--- YOUR INSTRUCTIONS ---
Without the pictures, reproduce the records that follow exactly.

(Records contained in a dataset)
····················

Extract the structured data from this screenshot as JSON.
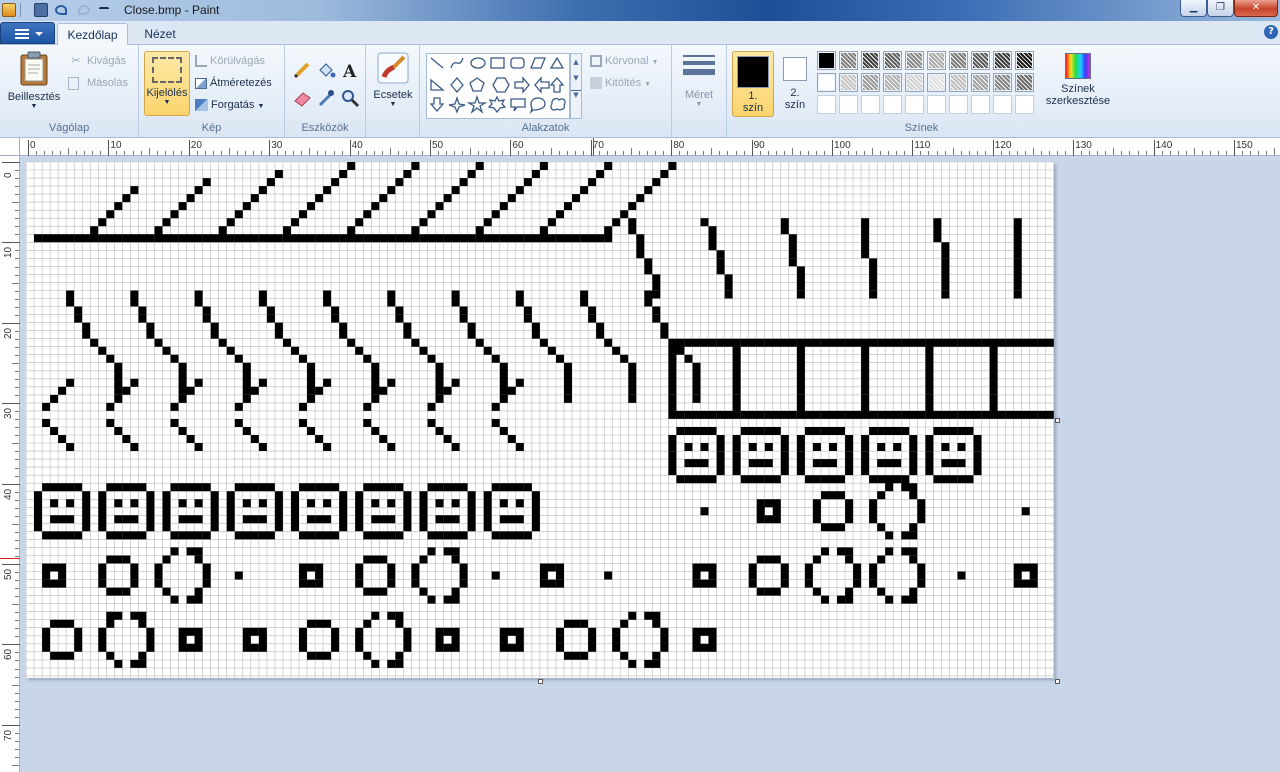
{
  "window": {
    "title": "Close.bmp - Paint"
  },
  "tabs": [
    {
      "label": "Kezdőlap",
      "active": true
    },
    {
      "label": "Nézet",
      "active": false
    }
  ],
  "ribbon": {
    "clipboard": {
      "label": "Vágólap",
      "paste": "Beillesztés",
      "cut": "Kivágás",
      "copy": "Másolás"
    },
    "image": {
      "label": "Kép",
      "select": "Kijelölés",
      "crop": "Körülvágás",
      "resize": "Átméretezés",
      "rotate": "Forgatás"
    },
    "tools": {
      "label": "Eszközök"
    },
    "brushes": {
      "label": "Ecsetek"
    },
    "shapes": {
      "label": "Alakzatok",
      "outline": "Körvonal",
      "fill": "Kitöltés"
    },
    "size": {
      "label": "Méret"
    },
    "colors": {
      "label": "Színek",
      "color1_line1": "1.",
      "color1_line2": "szín",
      "color2_line1": "2.",
      "color2_line2": "szín",
      "color1": "#000000",
      "color2": "#ffffff",
      "edit_line1": "Színek",
      "edit_line2": "szerkesztése"
    }
  },
  "ruler": {
    "h_labels": [
      "0",
      "10",
      "20",
      "30",
      "40",
      "50",
      "60",
      "70",
      "80",
      "90",
      "100",
      "110",
      "120",
      "130",
      "140",
      "150"
    ],
    "v_labels": [
      "0",
      "10",
      "20",
      "30",
      "40",
      "50",
      "60",
      "70"
    ]
  },
  "canvas": {
    "zoom_cells_wide": 128,
    "zoom_cells_high": 64
  }
}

····················

--- CORRECT RESPONSE ---
Extract the structured data from this screenshot as JSON.
{
  "window": {
    "title": "Close.bmp - Paint"
  },
  "tabs": [
    {
      "label": "Kezdőlap",
      "active": true
    },
    {
      "label": "Nézet",
      "active": false
    }
  ],
  "ribbon": {
    "clipboard": {
      "label": "Vágólap",
      "paste": "Beillesztés",
      "cut": "Kivágás",
      "copy": "Másolás"
    },
    "image": {
      "label": "Kép",
      "select": "Kijelölés",
      "crop": "Körülvágás",
      "resize": "Átméretezés",
      "rotate": "Forgatás"
    },
    "tools": {
      "label": "Eszközök"
    },
    "brushes": {
      "label": "Ecsetek"
    },
    "shapes": {
      "label": "Alakzatok",
      "outline": "Körvonal",
      "fill": "Kitöltés"
    },
    "size": {
      "label": "Méret"
    },
    "colors": {
      "label": "Színek",
      "color1_line1": "1.",
      "color1_line2": "szín",
      "color2_line1": "2.",
      "color2_line2": "szín",
      "color1": "#000000",
      "color2": "#ffffff",
      "edit_line1": "Színek",
      "edit_line2": "szerkesztése"
    }
  },
  "ruler": {
    "h_labels": [
      "0",
      "10",
      "20",
      "30",
      "40",
      "50",
      "60",
      "70",
      "80",
      "90",
      "100",
      "110",
      "120",
      "130",
      "140",
      "150"
    ],
    "v_labels": [
      "0",
      "10",
      "20",
      "30",
      "40",
      "50",
      "60",
      "70"
    ]
  },
  "canvas": {
    "zoom_cells_wide": 128,
    "zoom_cells_high": 64
  }
}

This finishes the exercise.